■ Required work
Each line below should be retyped exactly, with no pictures.

Dataset entries
────────────────────
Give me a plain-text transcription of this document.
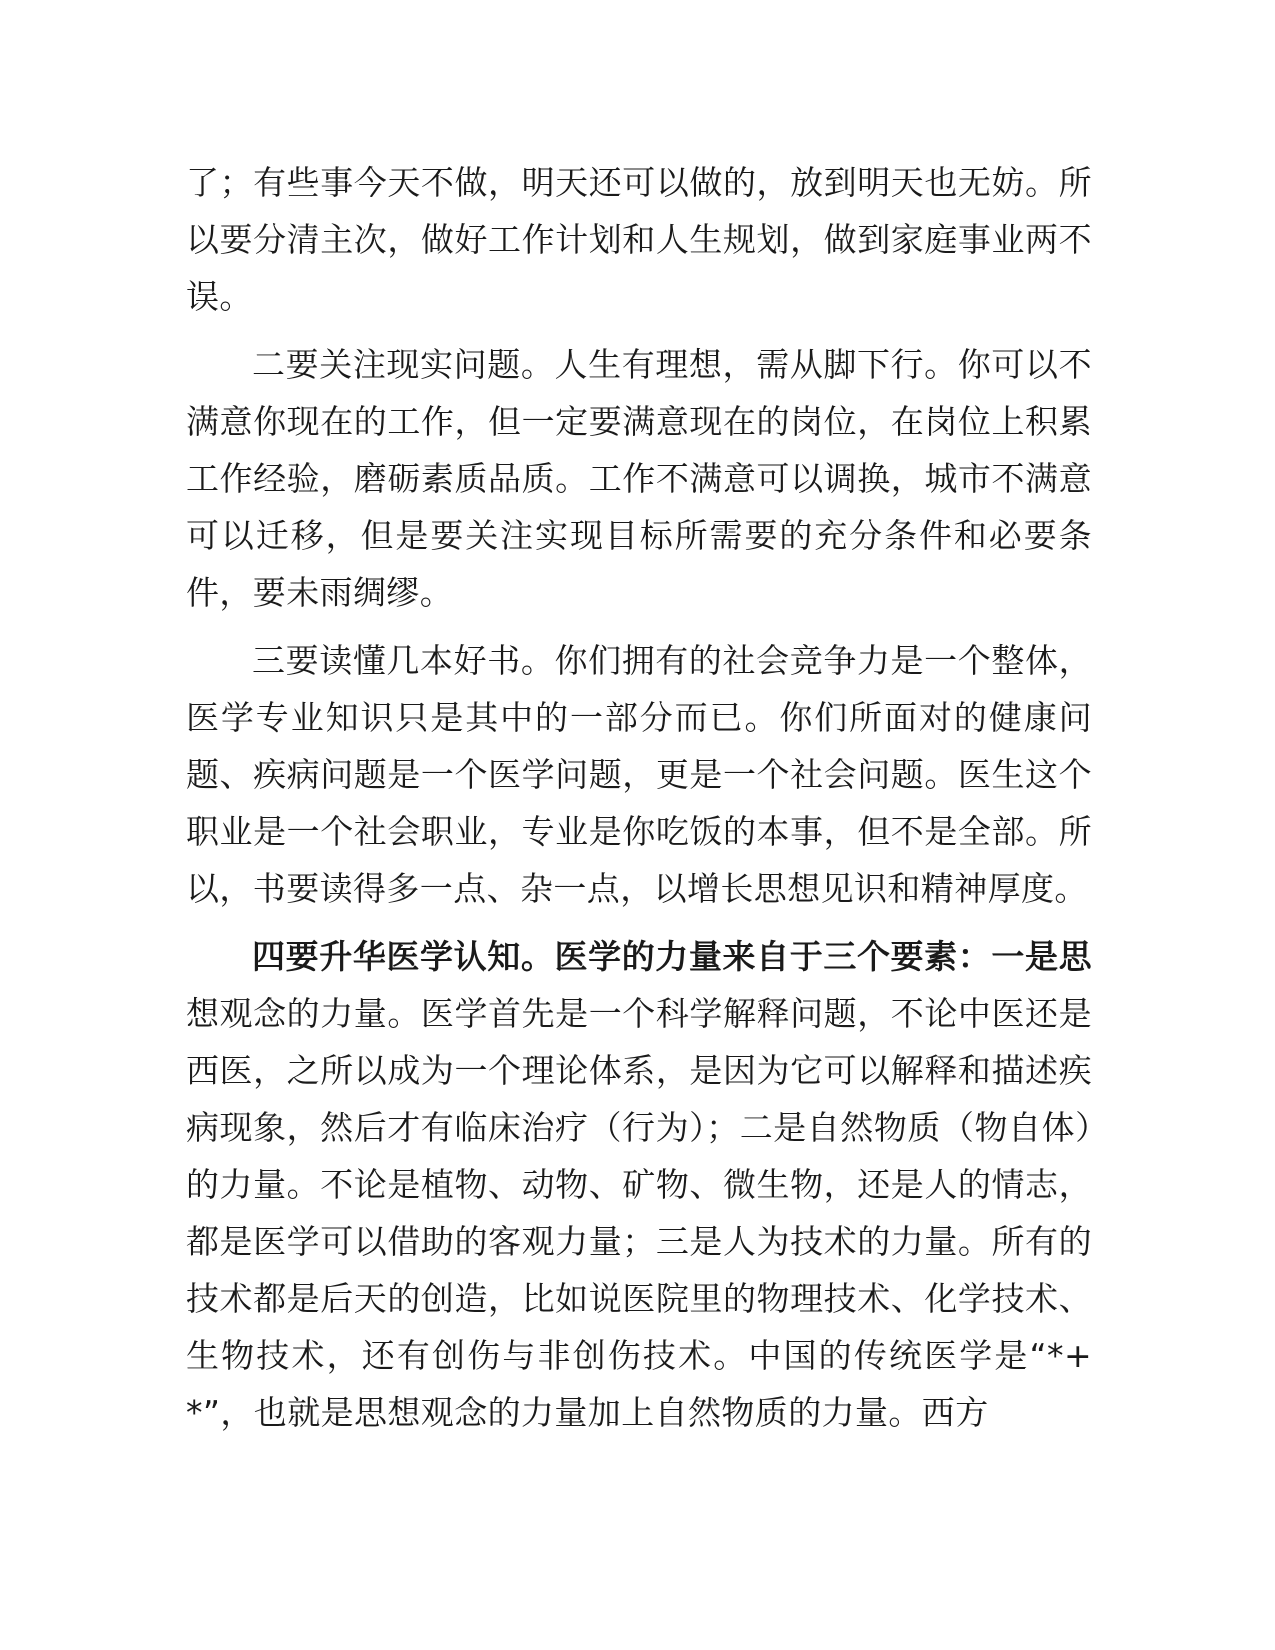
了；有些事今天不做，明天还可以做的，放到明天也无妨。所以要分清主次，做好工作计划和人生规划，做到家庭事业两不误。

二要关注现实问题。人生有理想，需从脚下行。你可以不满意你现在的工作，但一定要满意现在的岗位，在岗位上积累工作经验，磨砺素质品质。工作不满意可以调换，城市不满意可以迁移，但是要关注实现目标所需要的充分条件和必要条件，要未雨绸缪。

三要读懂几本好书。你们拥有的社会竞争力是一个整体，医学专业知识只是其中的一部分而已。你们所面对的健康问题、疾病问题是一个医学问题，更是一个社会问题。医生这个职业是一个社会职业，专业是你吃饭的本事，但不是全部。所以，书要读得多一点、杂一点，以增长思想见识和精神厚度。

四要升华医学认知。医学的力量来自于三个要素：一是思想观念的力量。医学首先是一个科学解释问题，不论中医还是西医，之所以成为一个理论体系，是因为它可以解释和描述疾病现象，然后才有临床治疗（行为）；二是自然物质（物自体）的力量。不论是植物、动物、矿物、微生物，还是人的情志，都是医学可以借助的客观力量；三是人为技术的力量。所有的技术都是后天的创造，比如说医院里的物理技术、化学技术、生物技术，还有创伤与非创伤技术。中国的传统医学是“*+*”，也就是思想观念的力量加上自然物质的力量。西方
────────────────────
■ Response
Give me a plain-text transcription of this document.
了；有些事今天不做，明天还可以做的，放到明天也无妨。所以要分清主次，做好工作计划和人生规划，做到家庭事业两不误。

二要关注现实问题。人生有理想，需从脚下行。你可以不满意你现在的工作，但一定要满意现在的岗位，在岗位上积累工作经验，磨砺素质品质。工作不满意可以调换，城市不满意可以迁移，但是要关注实现目标所需要的充分条件和必要条件，要未雨绸缪。

三要读懂几本好书。你们拥有的社会竞争力是一个整体，医学专业知识只是其中的一部分而已。你们所面对的健康问题、疾病问题是一个医学问题，更是一个社会问题。医生这个职业是一个社会职业，专业是你吃饭的本事，但不是全部。所以，书要读得多一点、杂一点，以增长思想见识和精神厚度。

四要升华医学认知。医学的力量来自于三个要素：一是思想观念的力量。医学首先是一个科学解释问题，不论中医还是西医，之所以成为一个理论体系，是因为它可以解释和描述疾病现象，然后才有临床治疗（行为）；二是自然物质（物自体）的力量。不论是植物、动物、矿物、微生物，还是人的情志，都是医学可以借助的客观力量；三是人为技术的力量。所有的技术都是后天的创造，比如说医院里的物理技术、化学技术、生物技术，还有创伤与非创伤技术。中国的传统医学是“*+*”，也就是思想观念的力量加上自然物质的力量。西方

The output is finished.